------ PROVIDED RECORDS ------
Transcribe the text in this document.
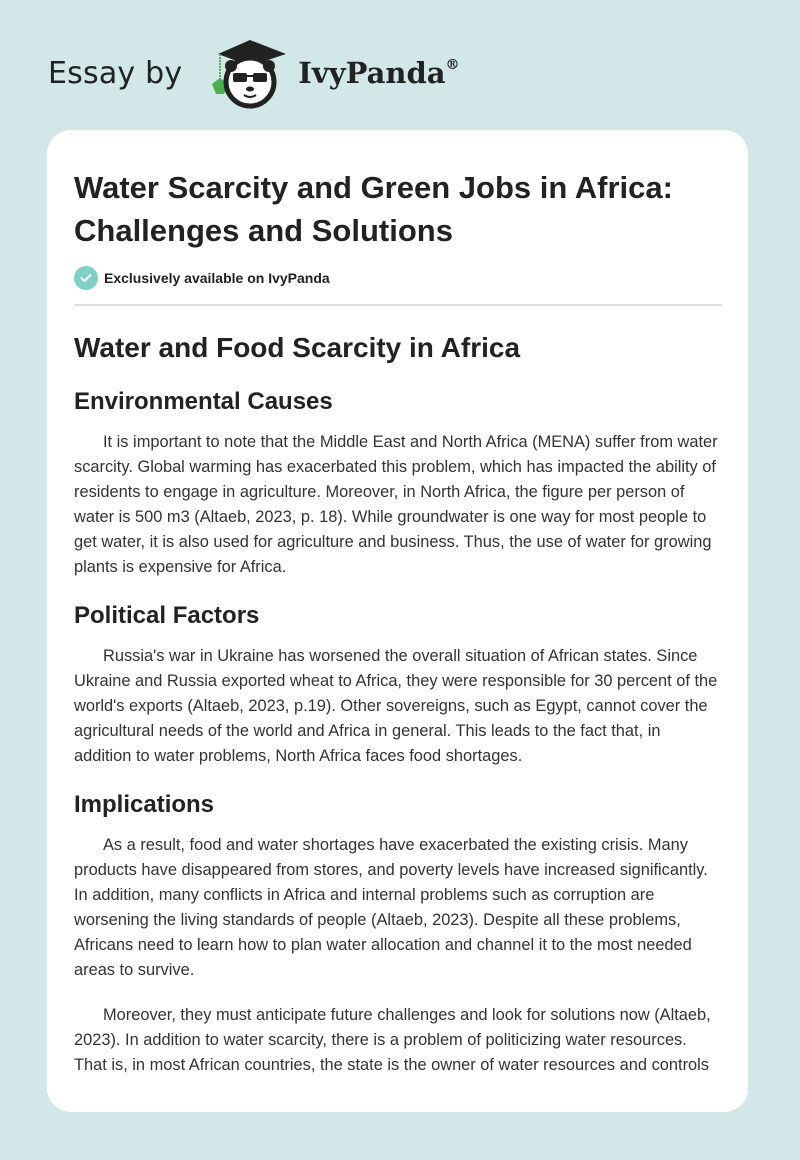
Essay by	IvyPanda®
Water Scarcity and Green Jobs in Africa: Challenges and Solutions
Exclusively available on IvyPanda
Water and Food Scarcity in Africa
Environmental Causes

It is important to note that the Middle East and North Africa (MENA) suffer from water scarcity. Global warming has exacerbated this problem, which has impacted the ability of residents to engage in agriculture. Moreover, in North Africa, the figure per person of water is 500 m3 (Altaeb, 2023, p. 18). While groundwater is one way for most people to get water, it is also used for agriculture and business. Thus, the use of water for growing plants is expensive for Africa.

Political Factors

Russia's war in Ukraine has worsened the overall situation of African states. Since Ukraine and Russia exported wheat to Africa, they were responsible for 30 percent of the world's exports (Altaeb, 2023, p.19). Other sovereigns, such as Egypt, cannot cover the agricultural needs of the world and Africa in general. This leads to the fact that, in addition to water problems, North Africa faces food shortages.

Implications

As a result, food and water shortages have exacerbated the existing crisis. Many products have disappeared from stores, and poverty levels have increased significantly. In addition, many conflicts in Africa and internal problems such as corruption are worsening the living standards of people (Altaeb, 2023). Despite all these problems, Africans need to learn how to plan water allocation and channel it to the most needed areas to survive.

Moreover, they must anticipate future challenges and look for solutions now (Altaeb, 2023). In addition to water scarcity, there is a problem of politicizing water resources. That is, in most African countries, the state is the owner of water resources and controls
------
**TASK PROMPT**
Make an exact copy of the data, leaving its pictures out.

**REPLY**
Transcribe the text in this document.
Essay by	IvyPanda®
Water Scarcity and Green Jobs in Africa: Challenges and Solutions
Exclusively available on IvyPanda
Water and Food Scarcity in Africa
Environmental Causes

It is important to note that the Middle East and North Africa (MENA) suffer from water scarcity. Global warming has exacerbated this problem, which has impacted the ability of residents to engage in agriculture. Moreover, in North Africa, the figure per person of water is 500 m3 (Altaeb, 2023, p. 18). While groundwater is one way for most people to get water, it is also used for agriculture and business. Thus, the use of water for growing plants is expensive for Africa.

Political Factors

Russia's war in Ukraine has worsened the overall situation of African states. Since Ukraine and Russia exported wheat to Africa, they were responsible for 30 percent of the world's exports (Altaeb, 2023, p.19). Other sovereigns, such as Egypt, cannot cover the agricultural needs of the world and Africa in general. This leads to the fact that, in addition to water problems, North Africa faces food shortages.

Implications

As a result, food and water shortages have exacerbated the existing crisis. Many products have disappeared from stores, and poverty levels have increased significantly. In addition, many conflicts in Africa and internal problems such as corruption are worsening the living standards of people (Altaeb, 2023). Despite all these problems, Africans need to learn how to plan water allocation and channel it to the most needed areas to survive.

Moreover, they must anticipate future challenges and look for solutions now (Altaeb, 2023). In addition to water scarcity, there is a problem of politicizing water resources. That is, in most African countries, the state is the owner of water resources and controls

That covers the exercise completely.